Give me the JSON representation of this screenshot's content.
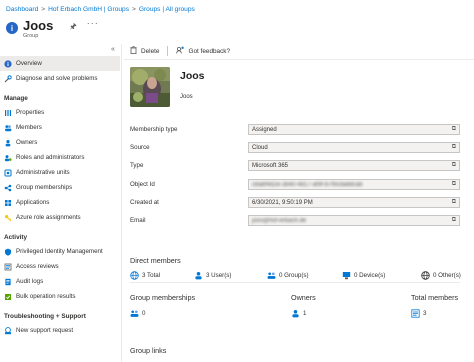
{
  "breadcrumb": [
    "Dashboard",
    "Hof Erbach GmbH | Groups",
    "Groups | All groups"
  ],
  "header": {
    "title": "Joos",
    "subtitle": "Group"
  },
  "sidebar": {
    "top": [
      {
        "label": "Overview",
        "icon": "info-icon",
        "active": true
      },
      {
        "label": "Diagnose and solve problems",
        "icon": "wrench-icon",
        "active": false
      }
    ],
    "manage_heading": "Manage",
    "manage": [
      {
        "label": "Properties",
        "icon": "properties-icon"
      },
      {
        "label": "Members",
        "icon": "members-icon"
      },
      {
        "label": "Owners",
        "icon": "owners-icon"
      },
      {
        "label": "Roles and administrators",
        "icon": "roles-icon"
      },
      {
        "label": "Administrative units",
        "icon": "admin-units-icon"
      },
      {
        "label": "Group memberships",
        "icon": "group-memberships-icon"
      },
      {
        "label": "Applications",
        "icon": "applications-icon"
      },
      {
        "label": "Azure role assignments",
        "icon": "key-icon"
      }
    ],
    "activity_heading": "Activity",
    "activity": [
      {
        "label": "Privileged Identity Management",
        "icon": "pim-icon"
      },
      {
        "label": "Access reviews",
        "icon": "access-reviews-icon"
      },
      {
        "label": "Audit logs",
        "icon": "audit-logs-icon"
      },
      {
        "label": "Bulk operation results",
        "icon": "bulk-results-icon"
      }
    ],
    "support_heading": "Troubleshooting + Support",
    "support": [
      {
        "label": "New support request",
        "icon": "support-icon"
      }
    ]
  },
  "toolbar": {
    "delete_label": "Delete",
    "feedback_label": "Got feedback?"
  },
  "entity": {
    "name": "Joos",
    "subname": "Joos"
  },
  "properties": [
    {
      "label": "Membership type",
      "value": "Assigned",
      "blurred": false
    },
    {
      "label": "Source",
      "value": "Cloud",
      "blurred": false
    },
    {
      "label": "Type",
      "value": "Microsoft 365",
      "blurred": false
    },
    {
      "label": "Object Id",
      "value": "c8a8f4d2e-3b40-4817-af9f-b7f9cda8dcab",
      "blurred": true
    },
    {
      "label": "Created at",
      "value": "6/30/2021, 9:50:19 PM",
      "blurred": false
    },
    {
      "label": "Email",
      "value": "joos@hof-erbach.de",
      "blurred": true
    }
  ],
  "direct_members": {
    "title": "Direct members",
    "stats": [
      {
        "value": "3 Total",
        "icon": "globe-icon"
      },
      {
        "value": "3 User(s)",
        "icon": "users-icon"
      },
      {
        "value": "0 Group(s)",
        "icon": "groups-icon"
      },
      {
        "value": "0 Device(s)",
        "icon": "device-icon"
      },
      {
        "value": "0 Other(s)",
        "icon": "globe-icon"
      }
    ]
  },
  "summary": {
    "group_memberships": {
      "title": "Group memberships",
      "value": "0"
    },
    "owners": {
      "title": "Owners",
      "value": "1"
    },
    "total_members": {
      "title": "Total members",
      "value": "3"
    }
  },
  "group_links": {
    "title": "Group links"
  },
  "colors": {
    "accent": "#0078d4",
    "badge": "#2566c6",
    "active_nav": "#edebe9"
  }
}
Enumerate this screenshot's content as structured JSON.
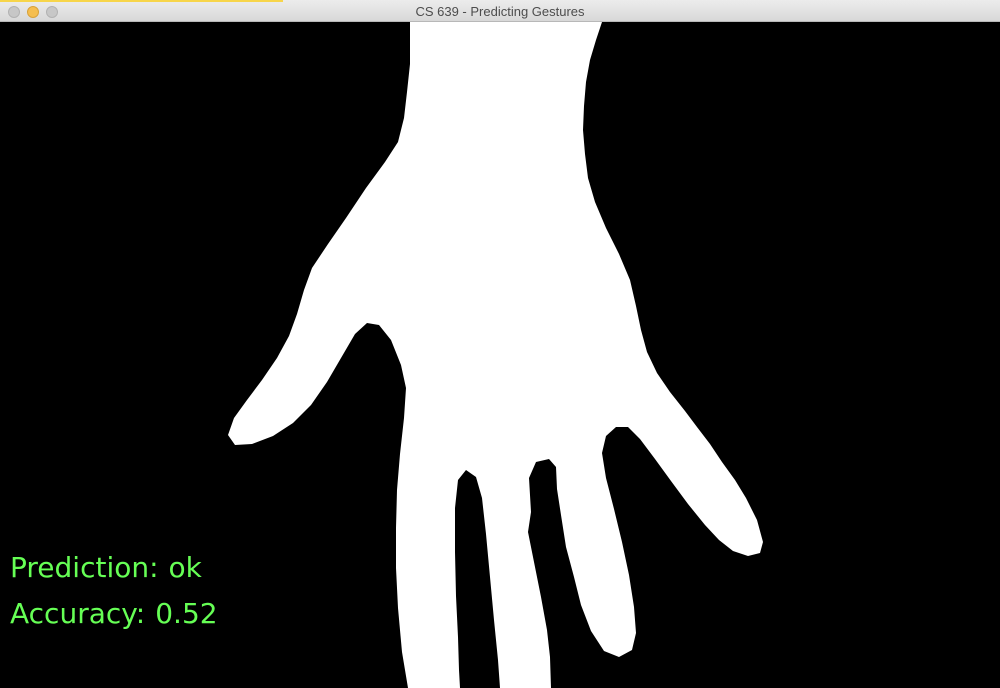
{
  "window": {
    "title": "CS 639 - Predicting Gestures"
  },
  "overlay": {
    "prediction_label": "Prediction:",
    "prediction_value": "ok",
    "accuracy_label": "Accuracy:",
    "accuracy_value": "0.52"
  },
  "colors": {
    "background": "#000000",
    "mask": "#ffffff",
    "overlay_text": "#66ff55"
  },
  "icons": {
    "close": "close-icon",
    "minimize": "minimize-icon",
    "zoom": "zoom-icon"
  }
}
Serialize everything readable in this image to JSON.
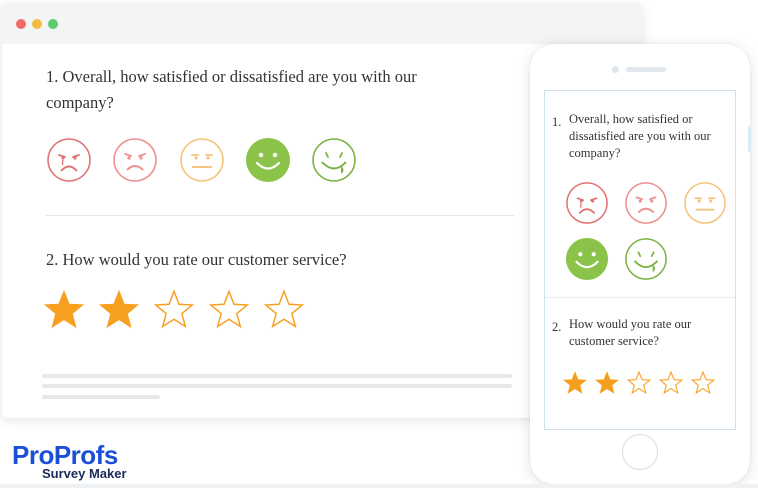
{
  "window": {
    "controls": [
      "close",
      "minimize",
      "maximize"
    ]
  },
  "survey": {
    "q1": {
      "number": "1.",
      "text": "1. Overall, how satisfied or dissatisfied are you with our company?"
    },
    "q2": {
      "number": "2.",
      "text": "2. How would you rate our customer service?"
    },
    "faces": [
      {
        "name": "very-dissatisfied",
        "color": "#e07474"
      },
      {
        "name": "dissatisfied",
        "color": "#ee8f8f"
      },
      {
        "name": "neutral",
        "color": "#f5c27a"
      },
      {
        "name": "satisfied",
        "color": "#8bc34a",
        "filled": true
      },
      {
        "name": "very-satisfied",
        "color": "#7cb342"
      }
    ],
    "rating": {
      "value": 2,
      "max": 5,
      "star_color": "#f7a020"
    }
  },
  "mobile": {
    "q1_number": "1.",
    "q1_text": "Overall, how satisfied or dissatisfied are you with our company?",
    "q2_number": "2.",
    "q2_text": "How would you rate our customer service?"
  },
  "logo": {
    "pro": "Pro",
    "profs": "Profs",
    "sub": "Survey Maker"
  }
}
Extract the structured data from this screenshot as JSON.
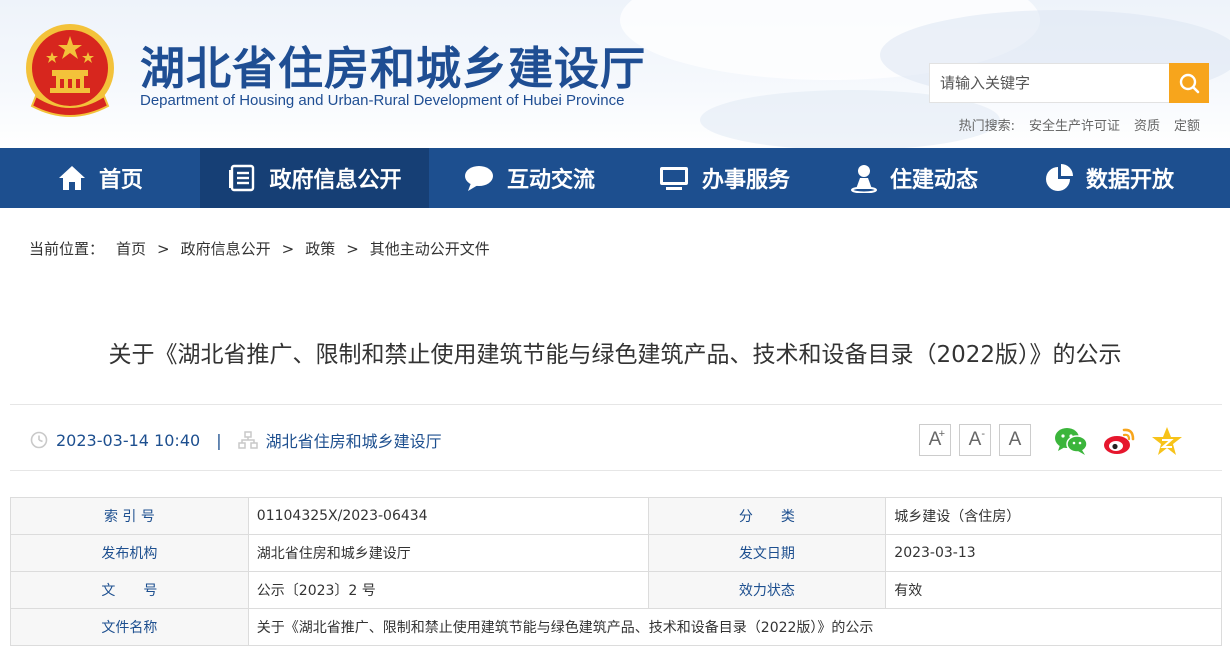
{
  "header": {
    "title": "湖北省住房和城乡建设厅",
    "subtitle": "Department of Housing and Urban-Rural Development of Hubei Province",
    "search_placeholder": "请输入关键字",
    "hot_label": "热门搜索:",
    "hot_items": [
      "安全生产许可证",
      "资质",
      "定额"
    ]
  },
  "nav": {
    "items": [
      {
        "label": "首页",
        "icon": "home-icon"
      },
      {
        "label": "政府信息公开",
        "icon": "document-list-icon",
        "active": true
      },
      {
        "label": "互动交流",
        "icon": "chat-bubble-icon"
      },
      {
        "label": "办事服务",
        "icon": "monitor-icon"
      },
      {
        "label": "住建动态",
        "icon": "person-pin-icon"
      },
      {
        "label": "数据开放",
        "icon": "pie-chart-icon"
      }
    ]
  },
  "breadcrumb": {
    "label": "当前位置：",
    "items": [
      "首页",
      "政府信息公开",
      "政策",
      "其他主动公开文件"
    ],
    "separator": ">"
  },
  "article": {
    "title": "关于《湖北省推广、限制和禁止使用建筑节能与绿色建筑产品、技术和设备目录（2022版）》的公示",
    "datetime": "2023-03-14 10:40",
    "source": "湖北省住房和城乡建设厅",
    "meta_separator": "|"
  },
  "font_buttons": [
    {
      "label": "A",
      "sup": "+"
    },
    {
      "label": "A",
      "sup": "-"
    },
    {
      "label": "A",
      "sup": ""
    }
  ],
  "share": [
    "wechat-icon",
    "weibo-icon",
    "qzone-icon"
  ],
  "info_table": {
    "rows": [
      {
        "l1": "索 引 号",
        "v1": "01104325X/2023-06434",
        "l2": "分　　类",
        "v2": "城乡建设（含住房）"
      },
      {
        "l1": "发布机构",
        "v1": "湖北省住房和城乡建设厅",
        "l2": "发文日期",
        "v2": "2023-03-13"
      },
      {
        "l1": "文　　号",
        "v1": "公示〔2023〕2 号",
        "l2": "效力状态",
        "v2": "有效"
      }
    ],
    "name_label": "文件名称",
    "name_value": "关于《湖北省推广、限制和禁止使用建筑节能与绿色建筑产品、技术和设备目录（2022版）》的公示"
  },
  "colors": {
    "brand_blue": "#1d4f8f",
    "nav_active": "#163f75",
    "search_orange": "#f7a51c",
    "emblem_red": "#d7261e",
    "emblem_gold": "#f3c23a"
  }
}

• **REQUIRED TASK**
Quote the records above in full, dropping each picture.

• **RESULT OF THIS TASK**
Give me the JSON representation of this screenshot's content.
{
  "breadcrumb": [
    "Dashboard",
    "Hof Erbach GmbH | Groups",
    "Groups | All groups"
  ],
  "header": {
    "title": "Joos",
    "subtitle": "Group"
  },
  "sidebar": {
    "top": [
      {
        "label": "Overview",
        "icon": "info-icon",
        "active": true
      },
      {
        "label": "Diagnose and solve problems",
        "icon": "wrench-icon",
        "active": false
      }
    ],
    "manage_heading": "Manage",
    "manage": [
      {
        "label": "Properties",
        "icon": "properties-icon"
      },
      {
        "label": "Members",
        "icon": "members-icon"
      },
      {
        "label": "Owners",
        "icon": "owners-icon"
      },
      {
        "label": "Roles and administrators",
        "icon": "roles-icon"
      },
      {
        "label": "Administrative units",
        "icon": "admin-units-icon"
      },
      {
        "label": "Group memberships",
        "icon": "group-memberships-icon"
      },
      {
        "label": "Applications",
        "icon": "applications-icon"
      },
      {
        "label": "Azure role assignments",
        "icon": "key-icon"
      }
    ],
    "activity_heading": "Activity",
    "activity": [
      {
        "label": "Privileged Identity Management",
        "icon": "pim-icon"
      },
      {
        "label": "Access reviews",
        "icon": "access-reviews-icon"
      },
      {
        "label": "Audit logs",
        "icon": "audit-logs-icon"
      },
      {
        "label": "Bulk operation results",
        "icon": "bulk-results-icon"
      }
    ],
    "support_heading": "Troubleshooting + Support",
    "support": [
      {
        "label": "New support request",
        "icon": "support-icon"
      }
    ]
  },
  "toolbar": {
    "delete_label": "Delete",
    "feedback_label": "Got feedback?"
  },
  "entity": {
    "name": "Joos",
    "subname": "Joos"
  },
  "properties": [
    {
      "label": "Membership type",
      "value": "Assigned",
      "blurred": false
    },
    {
      "label": "Source",
      "value": "Cloud",
      "blurred": false
    },
    {
      "label": "Type",
      "value": "Microsoft 365",
      "blurred": false
    },
    {
      "label": "Object Id",
      "value": "c8a8f4d2e-3b40-4817-af9f-b7f9cda8dcab",
      "blurred": true
    },
    {
      "label": "Created at",
      "value": "6/30/2021, 9:50:19 PM",
      "blurred": false
    },
    {
      "label": "Email",
      "value": "joos@hof-erbach.de",
      "blurred": true
    }
  ],
  "direct_members": {
    "title": "Direct members",
    "stats": [
      {
        "value": "3 Total",
        "icon": "globe-icon"
      },
      {
        "value": "3 User(s)",
        "icon": "users-icon"
      },
      {
        "value": "0 Group(s)",
        "icon": "groups-icon"
      },
      {
        "value": "0 Device(s)",
        "icon": "device-icon"
      },
      {
        "value": "0 Other(s)",
        "icon": "globe-icon"
      }
    ]
  },
  "summary": {
    "group_memberships": {
      "title": "Group memberships",
      "value": "0"
    },
    "owners": {
      "title": "Owners",
      "value": "1"
    },
    "total_members": {
      "title": "Total members",
      "value": "3"
    }
  },
  "group_links": {
    "title": "Group links"
  },
  "colors": {
    "accent": "#0078d4",
    "badge": "#2566c6",
    "active_nav": "#edebe9"
  }
}
Enumerate this screenshot's content as structured JSON.
{
  "window": {
    "title": "CS 639 - Predicting Gestures"
  },
  "overlay": {
    "prediction_label": "Prediction:",
    "prediction_value": "ok",
    "accuracy_label": "Accuracy:",
    "accuracy_value": "0.52"
  },
  "colors": {
    "background": "#000000",
    "mask": "#ffffff",
    "overlay_text": "#66ff55"
  },
  "icons": {
    "close": "close-icon",
    "minimize": "minimize-icon",
    "zoom": "zoom-icon"
  }
}
Serialize everything readable in this image to JSON.
{
  "window": {
    "controls": [
      "close",
      "minimize",
      "maximize"
    ]
  },
  "survey": {
    "q1": {
      "number": "1.",
      "text": "1. Overall, how satisfied or dissatisfied are you with our company?"
    },
    "q2": {
      "number": "2.",
      "text": "2. How would you rate our customer service?"
    },
    "faces": [
      {
        "name": "very-dissatisfied",
        "color": "#e07474"
      },
      {
        "name": "dissatisfied",
        "color": "#ee8f8f"
      },
      {
        "name": "neutral",
        "color": "#f5c27a"
      },
      {
        "name": "satisfied",
        "color": "#8bc34a",
        "filled": true
      },
      {
        "name": "very-satisfied",
        "color": "#7cb342"
      }
    ],
    "rating": {
      "value": 2,
      "max": 5,
      "star_color": "#f7a020"
    }
  },
  "mobile": {
    "q1_number": "1.",
    "q1_text": "Overall, how satisfied or dissatisfied are you with our company?",
    "q2_number": "2.",
    "q2_text": "How would you rate our customer service?"
  },
  "logo": {
    "pro": "Pro",
    "profs": "Profs",
    "sub": "Survey Maker"
  }
}
Extract the structured data from this screenshot as JSON.
{
  "header": {
    "title": "湖北省住房和城乡建设厅",
    "subtitle": "Department of Housing and Urban-Rural Development of Hubei Province",
    "search_placeholder": "请输入关键字",
    "hot_label": "热门搜索:",
    "hot_items": [
      "安全生产许可证",
      "资质",
      "定额"
    ]
  },
  "nav": {
    "items": [
      {
        "label": "首页",
        "icon": "home-icon"
      },
      {
        "label": "政府信息公开",
        "icon": "document-list-icon",
        "active": true
      },
      {
        "label": "互动交流",
        "icon": "chat-bubble-icon"
      },
      {
        "label": "办事服务",
        "icon": "monitor-icon"
      },
      {
        "label": "住建动态",
        "icon": "person-pin-icon"
      },
      {
        "label": "数据开放",
        "icon": "pie-chart-icon"
      }
    ]
  },
  "breadcrumb": {
    "label": "当前位置：",
    "items": [
      "首页",
      "政府信息公开",
      "政策",
      "其他主动公开文件"
    ],
    "separator": ">"
  },
  "article": {
    "title": "关于《湖北省推广、限制和禁止使用建筑节能与绿色建筑产品、技术和设备目录（2022版）》的公示",
    "datetime": "2023-03-14 10:40",
    "source": "湖北省住房和城乡建设厅",
    "meta_separator": "|"
  },
  "font_buttons": [
    {
      "label": "A",
      "sup": "+"
    },
    {
      "label": "A",
      "sup": "-"
    },
    {
      "label": "A",
      "sup": ""
    }
  ],
  "share": [
    "wechat-icon",
    "weibo-icon",
    "qzone-icon"
  ],
  "info_table": {
    "rows": [
      {
        "l1": "索 引 号",
        "v1": "01104325X/2023-06434",
        "l2": "分　　类",
        "v2": "城乡建设（含住房）"
      },
      {
        "l1": "发布机构",
        "v1": "湖北省住房和城乡建设厅",
        "l2": "发文日期",
        "v2": "2023-03-13"
      },
      {
        "l1": "文　　号",
        "v1": "公示〔2023〕2 号",
        "l2": "效力状态",
        "v2": "有效"
      }
    ],
    "name_label": "文件名称",
    "name_value": "关于《湖北省推广、限制和禁止使用建筑节能与绿色建筑产品、技术和设备目录（2022版）》的公示"
  },
  "colors": {
    "brand_blue": "#1d4f8f",
    "nav_active": "#163f75",
    "search_orange": "#f7a51c",
    "emblem_red": "#d7261e",
    "emblem_gold": "#f3c23a"
  }
}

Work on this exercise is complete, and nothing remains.